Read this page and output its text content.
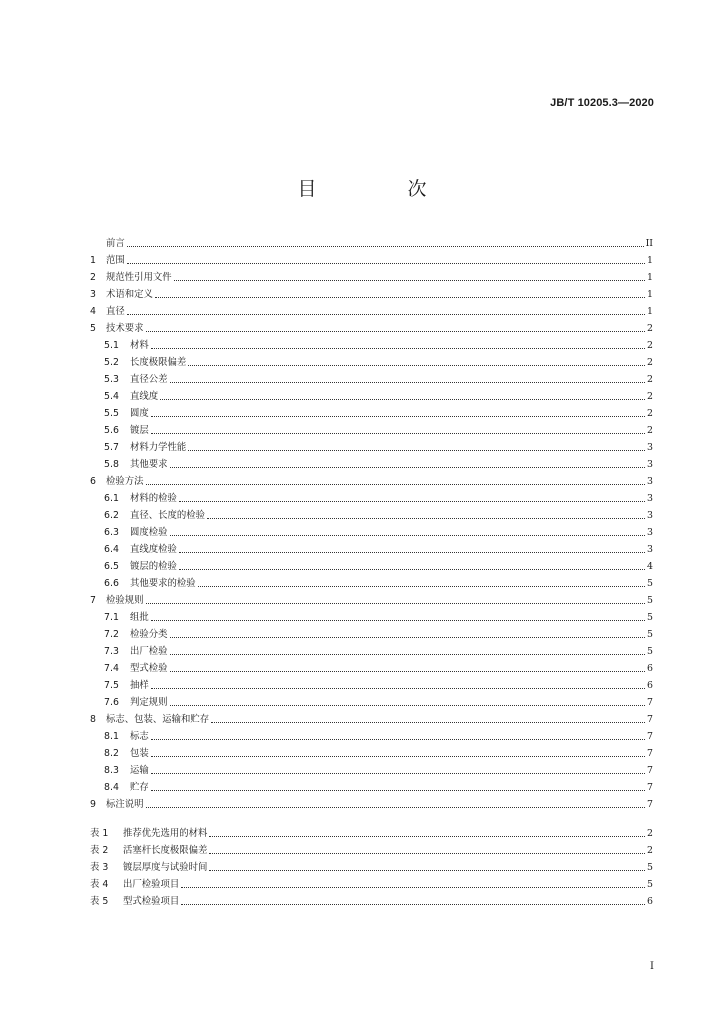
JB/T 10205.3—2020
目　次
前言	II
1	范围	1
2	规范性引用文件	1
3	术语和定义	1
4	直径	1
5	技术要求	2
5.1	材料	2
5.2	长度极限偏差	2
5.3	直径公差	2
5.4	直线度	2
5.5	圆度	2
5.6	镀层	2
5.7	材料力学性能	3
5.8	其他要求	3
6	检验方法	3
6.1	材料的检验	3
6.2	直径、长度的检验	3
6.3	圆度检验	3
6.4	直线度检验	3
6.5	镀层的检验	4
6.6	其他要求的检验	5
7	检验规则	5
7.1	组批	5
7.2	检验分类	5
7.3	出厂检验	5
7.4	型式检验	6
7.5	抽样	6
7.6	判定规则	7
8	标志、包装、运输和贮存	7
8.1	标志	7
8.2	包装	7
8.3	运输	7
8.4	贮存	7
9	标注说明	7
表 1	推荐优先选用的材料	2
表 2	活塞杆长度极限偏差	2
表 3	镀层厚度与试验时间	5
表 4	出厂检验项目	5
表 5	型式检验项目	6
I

_ _ _

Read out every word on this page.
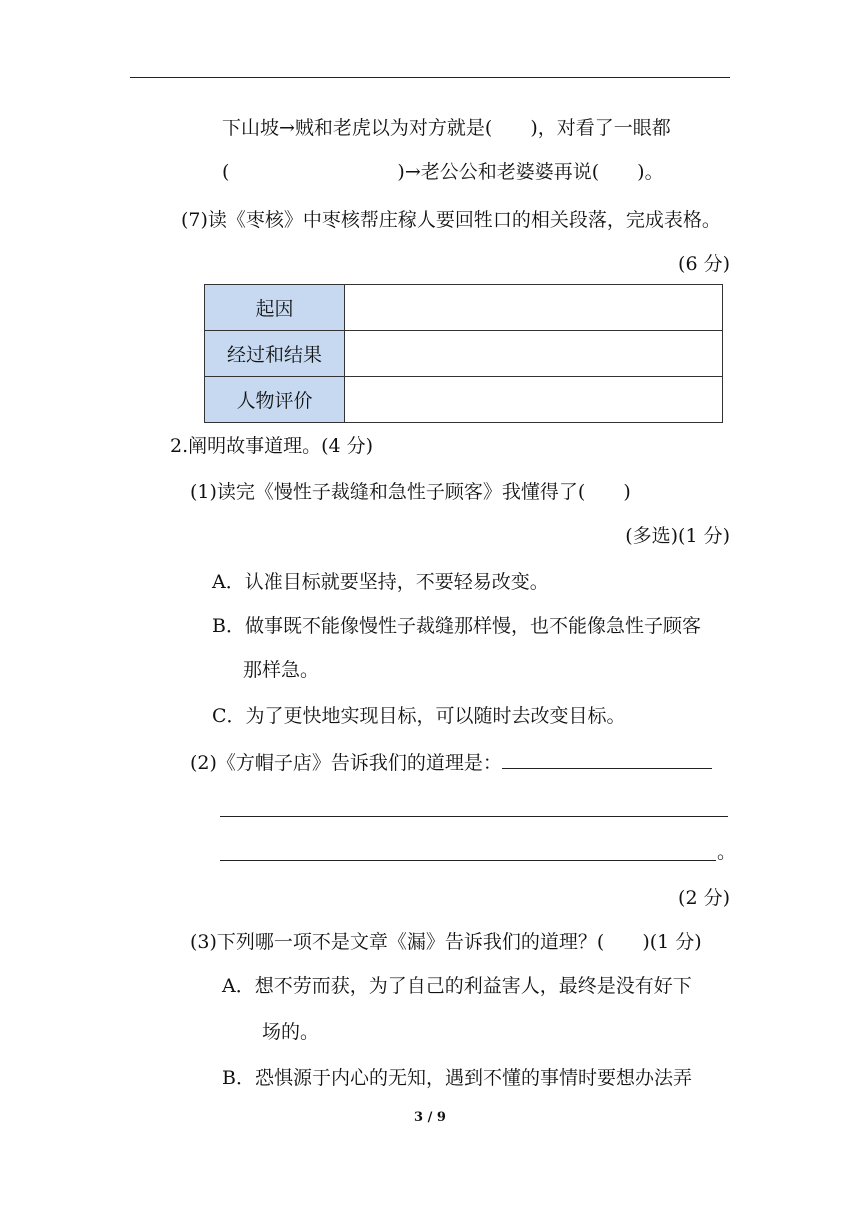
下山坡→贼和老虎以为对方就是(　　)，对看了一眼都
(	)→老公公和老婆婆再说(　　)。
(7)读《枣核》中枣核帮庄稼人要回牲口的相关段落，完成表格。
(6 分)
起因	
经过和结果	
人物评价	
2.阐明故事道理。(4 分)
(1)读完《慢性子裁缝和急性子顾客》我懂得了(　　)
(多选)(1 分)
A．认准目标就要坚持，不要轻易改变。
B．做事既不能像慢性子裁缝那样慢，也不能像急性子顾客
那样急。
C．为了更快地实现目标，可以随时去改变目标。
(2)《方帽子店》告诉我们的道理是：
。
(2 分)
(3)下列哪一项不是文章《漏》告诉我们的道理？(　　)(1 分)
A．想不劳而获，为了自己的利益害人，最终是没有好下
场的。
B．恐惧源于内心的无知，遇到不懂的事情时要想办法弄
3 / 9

_ _ _

**Exercise requirements**
Copy out each line in the preceding records that contains "this".

**Response**
Read this page and output its text content.
Read out every word on this page.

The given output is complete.